▶ **TASK ITEM**
Would you write out the records below exactly as given?

▶ **ENTRIES SHOWN**
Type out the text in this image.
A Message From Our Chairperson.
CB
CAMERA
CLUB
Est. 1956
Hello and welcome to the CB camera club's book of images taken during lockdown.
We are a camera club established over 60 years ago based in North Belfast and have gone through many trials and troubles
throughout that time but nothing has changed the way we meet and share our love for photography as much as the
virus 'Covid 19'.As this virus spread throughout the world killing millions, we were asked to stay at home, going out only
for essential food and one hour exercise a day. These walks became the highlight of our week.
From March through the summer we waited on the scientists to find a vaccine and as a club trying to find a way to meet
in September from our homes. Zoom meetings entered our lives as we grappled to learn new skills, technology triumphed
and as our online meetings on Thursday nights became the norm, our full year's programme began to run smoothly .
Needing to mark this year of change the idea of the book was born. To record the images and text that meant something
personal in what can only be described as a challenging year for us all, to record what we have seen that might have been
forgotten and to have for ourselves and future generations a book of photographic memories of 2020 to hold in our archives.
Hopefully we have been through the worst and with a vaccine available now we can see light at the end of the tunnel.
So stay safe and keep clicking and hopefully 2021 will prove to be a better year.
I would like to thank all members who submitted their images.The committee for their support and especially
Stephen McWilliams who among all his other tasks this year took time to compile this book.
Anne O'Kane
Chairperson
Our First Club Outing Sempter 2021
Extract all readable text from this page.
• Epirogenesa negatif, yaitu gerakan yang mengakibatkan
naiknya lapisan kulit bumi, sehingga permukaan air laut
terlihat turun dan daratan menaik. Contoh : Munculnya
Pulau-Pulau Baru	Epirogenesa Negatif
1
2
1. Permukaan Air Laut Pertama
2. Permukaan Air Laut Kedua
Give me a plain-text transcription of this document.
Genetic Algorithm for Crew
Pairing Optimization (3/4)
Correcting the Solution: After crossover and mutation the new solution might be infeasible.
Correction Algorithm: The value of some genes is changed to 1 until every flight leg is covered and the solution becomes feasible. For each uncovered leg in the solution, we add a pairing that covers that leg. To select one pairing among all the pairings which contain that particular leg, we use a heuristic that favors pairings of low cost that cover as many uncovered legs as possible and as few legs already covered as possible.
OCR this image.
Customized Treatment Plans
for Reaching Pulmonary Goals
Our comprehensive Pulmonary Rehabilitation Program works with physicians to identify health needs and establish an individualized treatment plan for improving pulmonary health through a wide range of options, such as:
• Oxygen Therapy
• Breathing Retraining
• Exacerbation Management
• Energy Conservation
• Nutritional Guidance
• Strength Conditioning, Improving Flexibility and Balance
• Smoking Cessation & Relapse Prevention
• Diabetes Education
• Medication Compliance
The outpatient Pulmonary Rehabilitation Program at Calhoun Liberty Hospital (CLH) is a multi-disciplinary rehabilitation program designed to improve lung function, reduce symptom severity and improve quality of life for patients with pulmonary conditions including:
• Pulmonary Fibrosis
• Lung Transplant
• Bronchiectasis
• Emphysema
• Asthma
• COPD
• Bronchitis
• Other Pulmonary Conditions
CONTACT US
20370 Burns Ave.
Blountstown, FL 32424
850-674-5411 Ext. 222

▶ **SOLVED EXERCISE**
Type out the text in this image.
A Message From Our Chairperson.
CB
CAMERA
CLUB
Est. 1956
Hello and welcome to the CB camera club's book of images taken during lockdown.
We are a camera club established over 60 years ago based in North Belfast and have gone through many trials and troubles
throughout that time but nothing has changed the way we meet and share our love for photography as much as the
virus 'Covid 19'.As this virus spread throughout the world killing millions, we were asked to stay at home, going out only
for essential food and one hour exercise a day. These walks became the highlight of our week.
From March through the summer we waited on the scientists to find a vaccine and as a club trying to find a way to meet
in September from our homes. Zoom meetings entered our lives as we grappled to learn new skills, technology triumphed
and as our online meetings on Thursday nights became the norm, our full year's programme began to run smoothly .
Needing to mark this year of change the idea of the book was born. To record the images and text that meant something
personal in what can only be described as a challenging year for us all, to record what we have seen that might have been
forgotten and to have for ourselves and future generations a book of photographic memories of 2020 to hold in our archives.
Hopefully we have been through the worst and with a vaccine available now we can see light at the end of the tunnel.
So stay safe and keep clicking and hopefully 2021 will prove to be a better year.
I would like to thank all members who submitted their images.The committee for their support and especially
Stephen McWilliams who among all his other tasks this year took time to compile this book.
Anne O'Kane
Chairperson
Our First Club Outing Sempter 2021
Extract all readable text from this page.
• Epirogenesa negatif, yaitu gerakan yang mengakibatkan
naiknya lapisan kulit bumi, sehingga permukaan air laut
terlihat turun dan daratan menaik. Contoh : Munculnya
Pulau-Pulau Baru	Epirogenesa Negatif
1
2
1. Permukaan Air Laut Pertama
2. Permukaan Air Laut Kedua
Give me a plain-text transcription of this document.
Genetic Algorithm for Crew
Pairing Optimization (3/4)
Correcting the Solution: After crossover and mutation the new solution might be infeasible.
Correction Algorithm: The value of some genes is changed to 1 until every flight leg is covered and the solution becomes feasible. For each uncovered leg in the solution, we add a pairing that covers that leg. To select one pairing among all the pairings which contain that particular leg, we use a heuristic that favors pairings of low cost that cover as many uncovered legs as possible and as few legs already covered as possible.
OCR this image.
Customized Treatment Plans
for Reaching Pulmonary Goals
Our comprehensive Pulmonary Rehabilitation Program works with physicians to identify health needs and establish an individualized treatment plan for improving pulmonary health through a wide range of options, such as:
• Oxygen Therapy
• Breathing Retraining
• Exacerbation Management
• Energy Conservation
• Nutritional Guidance
• Strength Conditioning, Improving Flexibility and Balance
• Smoking Cessation & Relapse Prevention
• Diabetes Education
• Medication Compliance
The outpatient Pulmonary Rehabilitation Program at Calhoun Liberty Hospital (CLH) is a multi-disciplinary rehabilitation program designed to improve lung function, reduce symptom severity and improve quality of life for patients with pulmonary conditions including:
• Pulmonary Fibrosis
• Lung Transplant
• Bronchiectasis
• Emphysema
• Asthma
• COPD
• Bronchitis
• Other Pulmonary Conditions
CONTACT US
20370 Burns Ave.
Blountstown, FL 32424
850-674-5411 Ext. 222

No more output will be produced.